**EXTRACTED INFORMATION:**

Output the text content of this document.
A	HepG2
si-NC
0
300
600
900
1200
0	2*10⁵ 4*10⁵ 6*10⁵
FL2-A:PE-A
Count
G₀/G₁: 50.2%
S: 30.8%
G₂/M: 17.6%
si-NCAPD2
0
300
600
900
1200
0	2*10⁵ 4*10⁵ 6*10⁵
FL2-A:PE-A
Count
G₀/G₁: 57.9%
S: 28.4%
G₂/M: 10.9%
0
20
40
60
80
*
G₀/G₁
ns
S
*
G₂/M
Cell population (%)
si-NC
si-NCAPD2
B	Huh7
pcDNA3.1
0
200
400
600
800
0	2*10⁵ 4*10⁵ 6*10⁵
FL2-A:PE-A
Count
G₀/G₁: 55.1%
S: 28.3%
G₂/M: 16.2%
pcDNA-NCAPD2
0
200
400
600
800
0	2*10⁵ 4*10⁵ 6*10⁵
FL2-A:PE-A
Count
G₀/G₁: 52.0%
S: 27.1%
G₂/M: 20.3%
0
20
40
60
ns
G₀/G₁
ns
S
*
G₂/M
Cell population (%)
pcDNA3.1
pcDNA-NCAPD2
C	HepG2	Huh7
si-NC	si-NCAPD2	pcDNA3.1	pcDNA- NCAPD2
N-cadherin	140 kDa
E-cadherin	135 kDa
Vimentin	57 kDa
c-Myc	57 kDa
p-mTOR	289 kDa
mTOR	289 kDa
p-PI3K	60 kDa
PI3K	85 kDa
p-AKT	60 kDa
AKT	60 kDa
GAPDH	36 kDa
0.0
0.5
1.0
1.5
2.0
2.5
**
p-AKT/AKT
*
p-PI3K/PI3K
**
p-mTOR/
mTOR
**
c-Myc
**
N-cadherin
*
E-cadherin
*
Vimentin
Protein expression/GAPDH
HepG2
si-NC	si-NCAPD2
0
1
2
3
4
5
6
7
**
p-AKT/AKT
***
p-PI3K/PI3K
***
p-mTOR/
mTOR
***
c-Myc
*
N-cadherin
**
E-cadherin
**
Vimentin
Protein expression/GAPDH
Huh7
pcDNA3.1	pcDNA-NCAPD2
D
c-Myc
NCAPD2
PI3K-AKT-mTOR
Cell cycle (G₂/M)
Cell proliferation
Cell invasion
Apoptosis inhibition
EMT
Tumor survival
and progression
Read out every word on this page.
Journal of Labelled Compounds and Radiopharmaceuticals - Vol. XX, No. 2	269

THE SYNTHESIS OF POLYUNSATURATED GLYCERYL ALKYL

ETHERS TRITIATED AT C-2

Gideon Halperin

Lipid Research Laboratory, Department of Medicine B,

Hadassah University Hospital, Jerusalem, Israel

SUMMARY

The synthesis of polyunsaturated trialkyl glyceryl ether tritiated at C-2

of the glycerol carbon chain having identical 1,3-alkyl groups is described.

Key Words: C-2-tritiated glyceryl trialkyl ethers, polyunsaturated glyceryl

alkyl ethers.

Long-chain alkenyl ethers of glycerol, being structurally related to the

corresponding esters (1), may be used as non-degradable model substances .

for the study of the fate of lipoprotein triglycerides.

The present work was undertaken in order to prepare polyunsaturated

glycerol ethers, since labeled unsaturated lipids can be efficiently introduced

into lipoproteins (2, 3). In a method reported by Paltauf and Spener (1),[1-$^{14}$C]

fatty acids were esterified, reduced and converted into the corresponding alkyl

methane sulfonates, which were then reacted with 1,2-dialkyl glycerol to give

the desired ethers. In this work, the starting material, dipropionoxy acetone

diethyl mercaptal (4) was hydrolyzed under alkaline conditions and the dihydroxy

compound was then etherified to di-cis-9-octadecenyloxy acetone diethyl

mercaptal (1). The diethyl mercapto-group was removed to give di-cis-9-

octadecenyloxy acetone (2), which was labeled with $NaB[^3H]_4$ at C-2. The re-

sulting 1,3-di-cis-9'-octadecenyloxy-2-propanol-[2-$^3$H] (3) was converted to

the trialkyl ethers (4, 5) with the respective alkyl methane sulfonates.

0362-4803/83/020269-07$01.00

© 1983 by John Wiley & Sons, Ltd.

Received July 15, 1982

**WORK REQUEST:** Without omitting anything, output the data verbatim.

**RESPONSE TO THE EXERCISE:**
Output the text content of this document.
A	HepG2
si-NC
0
300
600
900
1200
0	2*10⁵ 4*10⁵ 6*10⁵
FL2-A:PE-A
Count
G₀/G₁: 50.2%
S: 30.8%
G₂/M: 17.6%
si-NCAPD2
0
300
600
900
1200
0	2*10⁵ 4*10⁵ 6*10⁵
FL2-A:PE-A
Count
G₀/G₁: 57.9%
S: 28.4%
G₂/M: 10.9%
0
20
40
60
80
*
G₀/G₁
ns
S
*
G₂/M
Cell population (%)
si-NC
si-NCAPD2
B	Huh7
pcDNA3.1
0
200
400
600
800
0	2*10⁵ 4*10⁵ 6*10⁵
FL2-A:PE-A
Count
G₀/G₁: 55.1%
S: 28.3%
G₂/M: 16.2%
pcDNA-NCAPD2
0
200
400
600
800
0	2*10⁵ 4*10⁵ 6*10⁵
FL2-A:PE-A
Count
G₀/G₁: 52.0%
S: 27.1%
G₂/M: 20.3%
0
20
40
60
ns
G₀/G₁
ns
S
*
G₂/M
Cell population (%)
pcDNA3.1
pcDNA-NCAPD2
C	HepG2	Huh7
si-NC	si-NCAPD2	pcDNA3.1	pcDNA- NCAPD2
N-cadherin	140 kDa
E-cadherin	135 kDa
Vimentin	57 kDa
c-Myc	57 kDa
p-mTOR	289 kDa
mTOR	289 kDa
p-PI3K	60 kDa
PI3K	85 kDa
p-AKT	60 kDa
AKT	60 kDa
GAPDH	36 kDa
0.0
0.5
1.0
1.5
2.0
2.5
**
p-AKT/AKT
*
p-PI3K/PI3K
**
p-mTOR/
mTOR
**
c-Myc
**
N-cadherin
*
E-cadherin
*
Vimentin
Protein expression/GAPDH
HepG2
si-NC	si-NCAPD2
0
1
2
3
4
5
6
7
**
p-AKT/AKT
***
p-PI3K/PI3K
***
p-mTOR/
mTOR
***
c-Myc
*
N-cadherin
**
E-cadherin
**
Vimentin
Protein expression/GAPDH
Huh7
pcDNA3.1	pcDNA-NCAPD2
D
c-Myc
NCAPD2
PI3K-AKT-mTOR
Cell cycle (G₂/M)
Cell proliferation
Cell invasion
Apoptosis inhibition
EMT
Tumor survival
and progression
Read out every word on this page.
Journal of Labelled Compounds and Radiopharmaceuticals - Vol. XX, No. 2	269

THE SYNTHESIS OF POLYUNSATURATED GLYCERYL ALKYL

ETHERS TRITIATED AT C-2

Gideon Halperin

Lipid Research Laboratory, Department of Medicine B,

Hadassah University Hospital, Jerusalem, Israel

SUMMARY

The synthesis of polyunsaturated trialkyl glyceryl ether tritiated at C-2

of the glycerol carbon chain having identical 1,3-alkyl groups is described.

Key Words: C-2-tritiated glyceryl trialkyl ethers, polyunsaturated glyceryl

alkyl ethers.

Long-chain alkenyl ethers of glycerol, being structurally related to the

corresponding esters (1), may be used as non-degradable model substances .

for the study of the fate of lipoprotein triglycerides.

The present work was undertaken in order to prepare polyunsaturated

glycerol ethers, since labeled unsaturated lipids can be efficiently introduced

into lipoproteins (2, 3). In a method reported by Paltauf and Spener (1),[1-$^{14}$C]

fatty acids were esterified, reduced and converted into the corresponding alkyl

methane sulfonates, which were then reacted with 1,2-dialkyl glycerol to give

the desired ethers. In this work, the starting material, dipropionoxy acetone

diethyl mercaptal (4) was hydrolyzed under alkaline conditions and the dihydroxy

compound was then etherified to di-cis-9-octadecenyloxy acetone diethyl

mercaptal (1). The diethyl mercapto-group was removed to give di-cis-9-

octadecenyloxy acetone (2), which was labeled with $NaB[^3H]_4$ at C-2. The re-

sulting 1,3-di-cis-9'-octadecenyloxy-2-propanol-[2-$^3$H] (3) was converted to

the trialkyl ethers (4, 5) with the respective alkyl methane sulfonates.

0362-4803/83/020269-07$01.00

© 1983 by John Wiley & Sons, Ltd.

Received July 15, 1982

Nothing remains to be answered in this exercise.